Records from a collection of figures
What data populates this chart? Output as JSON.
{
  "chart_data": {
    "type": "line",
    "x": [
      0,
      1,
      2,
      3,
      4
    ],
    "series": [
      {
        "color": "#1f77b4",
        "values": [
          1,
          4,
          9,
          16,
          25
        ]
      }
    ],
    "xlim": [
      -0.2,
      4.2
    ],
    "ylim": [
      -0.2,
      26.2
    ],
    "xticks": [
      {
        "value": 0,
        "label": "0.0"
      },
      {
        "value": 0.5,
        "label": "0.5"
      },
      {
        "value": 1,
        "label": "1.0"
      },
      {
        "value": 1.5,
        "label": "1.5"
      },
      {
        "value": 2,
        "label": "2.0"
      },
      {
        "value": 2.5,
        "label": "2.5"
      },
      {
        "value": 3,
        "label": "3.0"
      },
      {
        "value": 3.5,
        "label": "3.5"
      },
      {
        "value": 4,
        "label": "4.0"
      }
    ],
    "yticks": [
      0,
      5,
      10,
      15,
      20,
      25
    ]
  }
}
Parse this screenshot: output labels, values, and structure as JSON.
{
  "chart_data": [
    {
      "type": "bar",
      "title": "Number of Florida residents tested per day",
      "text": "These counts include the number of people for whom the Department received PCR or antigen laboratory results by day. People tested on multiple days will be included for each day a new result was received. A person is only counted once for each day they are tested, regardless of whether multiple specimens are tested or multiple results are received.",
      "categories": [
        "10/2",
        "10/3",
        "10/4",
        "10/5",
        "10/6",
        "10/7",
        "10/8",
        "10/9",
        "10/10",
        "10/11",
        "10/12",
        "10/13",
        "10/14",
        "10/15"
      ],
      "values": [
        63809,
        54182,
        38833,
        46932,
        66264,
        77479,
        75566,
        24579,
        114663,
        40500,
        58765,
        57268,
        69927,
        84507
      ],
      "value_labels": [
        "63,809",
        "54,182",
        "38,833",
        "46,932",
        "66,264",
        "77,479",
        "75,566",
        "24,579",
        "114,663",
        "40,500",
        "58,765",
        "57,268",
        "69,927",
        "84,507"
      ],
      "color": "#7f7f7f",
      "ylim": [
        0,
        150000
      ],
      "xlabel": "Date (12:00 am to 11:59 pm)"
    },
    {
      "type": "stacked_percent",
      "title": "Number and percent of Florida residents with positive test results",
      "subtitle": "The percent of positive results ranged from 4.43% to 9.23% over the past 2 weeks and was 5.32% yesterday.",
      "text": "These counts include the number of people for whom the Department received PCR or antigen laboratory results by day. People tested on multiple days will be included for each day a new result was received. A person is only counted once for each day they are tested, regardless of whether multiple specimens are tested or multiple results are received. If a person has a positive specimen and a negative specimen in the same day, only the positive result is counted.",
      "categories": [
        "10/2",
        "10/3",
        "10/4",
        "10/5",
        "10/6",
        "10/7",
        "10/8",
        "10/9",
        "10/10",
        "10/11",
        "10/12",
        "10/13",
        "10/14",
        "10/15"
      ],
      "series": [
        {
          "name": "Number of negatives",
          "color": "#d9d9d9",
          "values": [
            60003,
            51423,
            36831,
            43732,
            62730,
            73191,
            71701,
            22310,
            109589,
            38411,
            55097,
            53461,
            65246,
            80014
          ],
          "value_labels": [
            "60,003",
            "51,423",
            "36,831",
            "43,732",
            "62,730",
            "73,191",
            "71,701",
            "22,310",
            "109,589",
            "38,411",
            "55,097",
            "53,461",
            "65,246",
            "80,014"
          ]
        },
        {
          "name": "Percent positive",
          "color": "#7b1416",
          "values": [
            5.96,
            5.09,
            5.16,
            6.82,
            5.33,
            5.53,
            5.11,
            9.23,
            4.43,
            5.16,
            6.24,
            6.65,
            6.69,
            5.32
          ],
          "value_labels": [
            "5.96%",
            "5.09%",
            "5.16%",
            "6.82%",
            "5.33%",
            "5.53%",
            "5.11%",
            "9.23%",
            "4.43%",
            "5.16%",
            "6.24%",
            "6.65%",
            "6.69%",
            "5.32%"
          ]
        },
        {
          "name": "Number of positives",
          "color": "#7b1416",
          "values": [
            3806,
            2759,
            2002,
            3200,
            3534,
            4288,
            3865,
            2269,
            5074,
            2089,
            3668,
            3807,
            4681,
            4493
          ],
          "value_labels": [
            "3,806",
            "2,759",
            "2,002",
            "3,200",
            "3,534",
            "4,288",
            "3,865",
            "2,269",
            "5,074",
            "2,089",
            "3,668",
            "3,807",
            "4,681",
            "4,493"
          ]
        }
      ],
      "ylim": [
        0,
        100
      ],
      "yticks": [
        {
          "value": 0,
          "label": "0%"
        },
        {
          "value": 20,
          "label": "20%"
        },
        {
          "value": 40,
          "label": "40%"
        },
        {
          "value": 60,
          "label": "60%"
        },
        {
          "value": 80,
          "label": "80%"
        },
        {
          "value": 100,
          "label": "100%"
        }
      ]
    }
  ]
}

Instructions to follow:
Which lines hold the string "included"? Copy all of them from the data above.

Response for this exercise:
      "text": "These counts include the number of people for whom the Department received PCR or antigen laboratory results by day. People tested on multiple days will be included for each day a new result was received. A person is only counted once for each day they are tested, regardless of whether multiple specimens are tested or multiple results are received.",
      "text": "These counts include the number of people for whom the Department received PCR or antigen laboratory results by day. People tested on multiple days will be included for each day a new result was received. A person is only counted once for each day they are tested, regardless of whether multiple specimens are tested or multiple results are received. If a person has a positive specimen and a negative specimen in the same day, only the positive result is counted.",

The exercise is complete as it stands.